_Instructions for the task_
Your task is to repeat the entries word for word while leaving out the pictures.
Start Supplied entries
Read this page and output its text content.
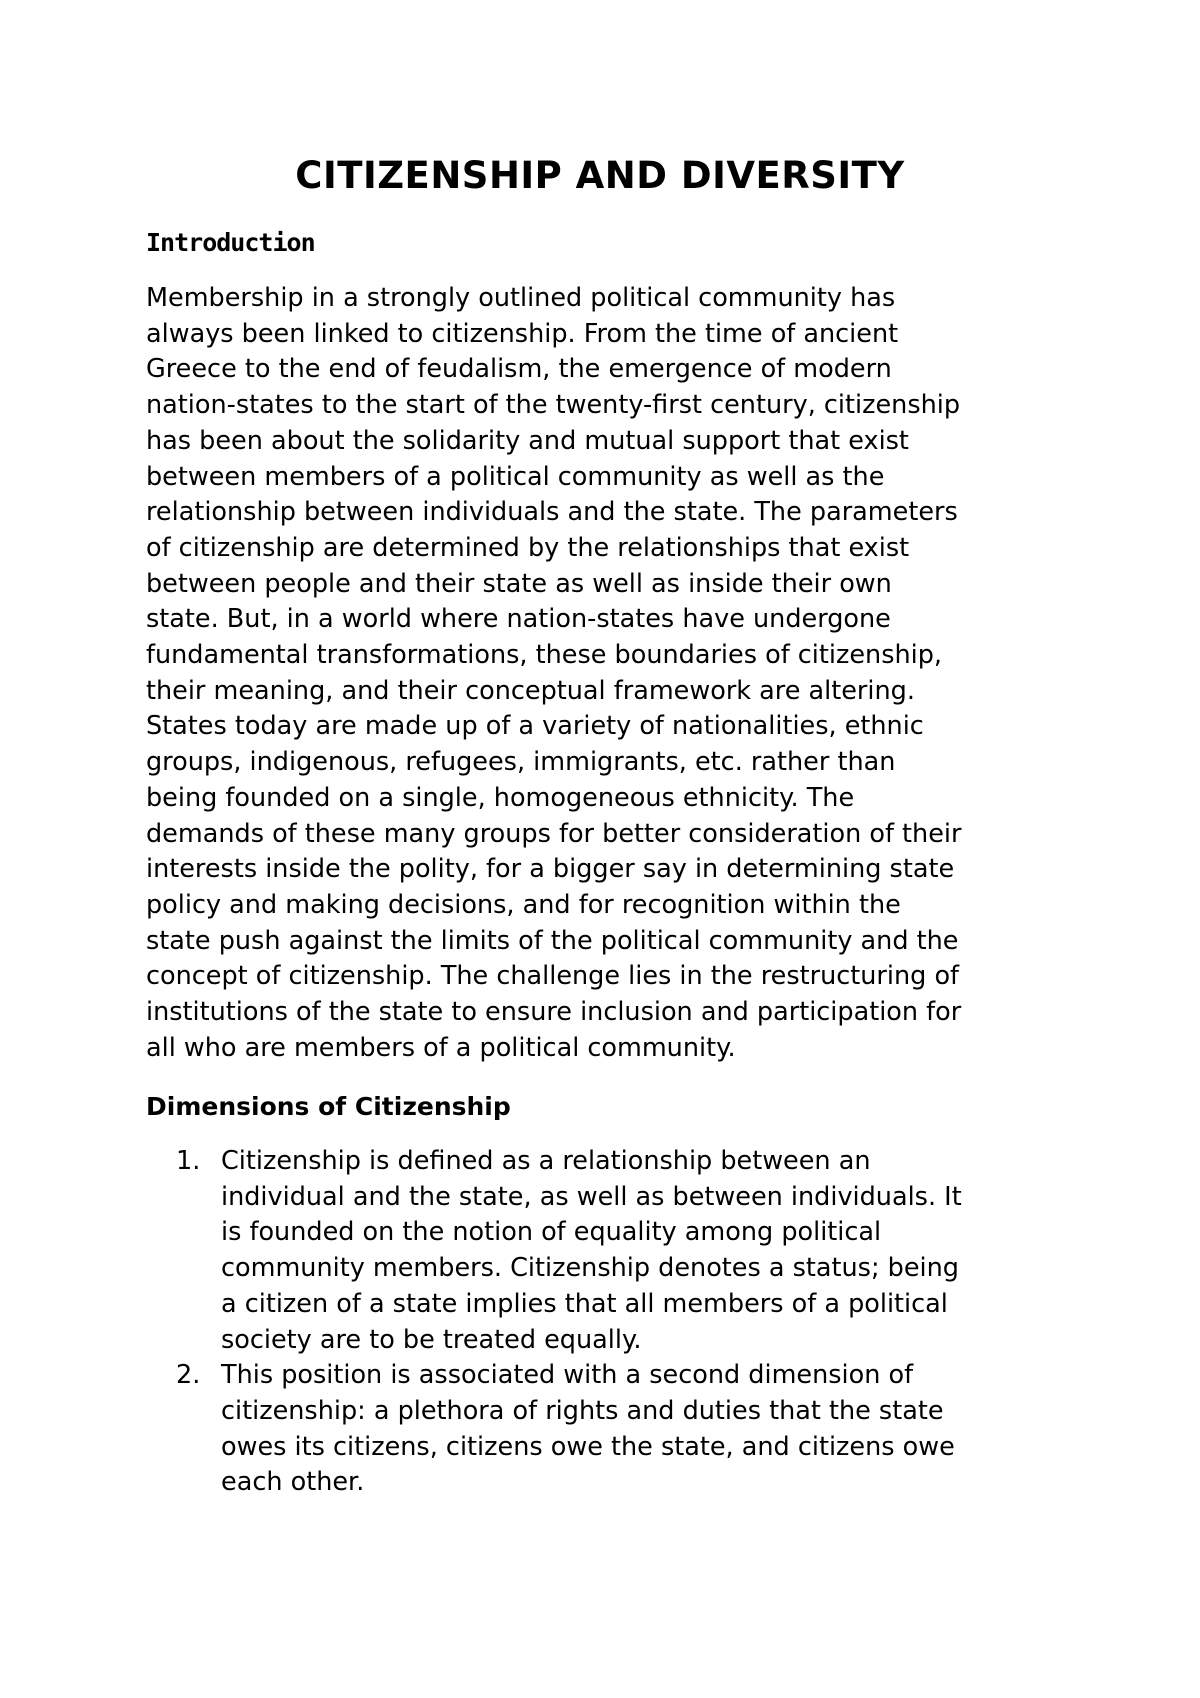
CITIZENSHIP AND DIVERSITY
Introduction

Membership in a strongly outlined political community has
always been linked to citizenship. From the time of ancient
Greece to the end of feudalism, the emergence of modern
nation-states to the start of the twenty-first century, citizenship
has been about the solidarity and mutual support that exist
between members of a political community as well as the
relationship between individuals and the state. The parameters
of citizenship are determined by the relationships that exist
between people and their state as well as inside their own
state. But, in a world where nation-states have undergone
fundamental transformations, these boundaries of citizenship,
their meaning, and their conceptual framework are altering.
States today are made up of a variety of nationalities, ethnic
groups, indigenous, refugees, immigrants, etc. rather than
being founded on a single, homogeneous ethnicity. The
demands of these many groups for better consideration of their
interests inside the polity, for a bigger say in determining state
policy and making decisions, and for recognition within the
state push against the limits of the political community and the
concept of citizenship. The challenge lies in the restructuring of
institutions of the state to ensure inclusion and participation for
all who are members of a political community.

Dimensions of Citizenship
1. Citizenship is defined as a relationship between an
individual and the state, as well as between individuals. It
is founded on the notion of equality among political
community members. Citizenship denotes a status; being
a citizen of a state implies that all members of a political
society are to be treated equally.
2. This position is associated with a second dimension of
citizenship: a plethora of rights and duties that the state
owes its citizens, citizens owe the state, and citizens owe
each other.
End Supplied entries
_Full answer_
Read this page and output its text content.
CITIZENSHIP AND DIVERSITY
Introduction

Membership in a strongly outlined political community has
always been linked to citizenship. From the time of ancient
Greece to the end of feudalism, the emergence of modern
nation-states to the start of the twenty-first century, citizenship
has been about the solidarity and mutual support that exist
between members of a political community as well as the
relationship between individuals and the state. The parameters
of citizenship are determined by the relationships that exist
between people and their state as well as inside their own
state. But, in a world where nation-states have undergone
fundamental transformations, these boundaries of citizenship,
their meaning, and their conceptual framework are altering.
States today are made up of a variety of nationalities, ethnic
groups, indigenous, refugees, immigrants, etc. rather than
being founded on a single, homogeneous ethnicity. The
demands of these many groups for better consideration of their
interests inside the polity, for a bigger say in determining state
policy and making decisions, and for recognition within the
state push against the limits of the political community and the
concept of citizenship. The challenge lies in the restructuring of
institutions of the state to ensure inclusion and participation for
all who are members of a political community.

Dimensions of Citizenship
1. Citizenship is defined as a relationship between an
individual and the state, as well as between individuals. It
is founded on the notion of equality among political
community members. Citizenship denotes a status; being
a citizen of a state implies that all members of a political
society are to be treated equally.
2. This position is associated with a second dimension of
citizenship: a plethora of rights and duties that the state
owes its citizens, citizens owe the state, and citizens owe
each other.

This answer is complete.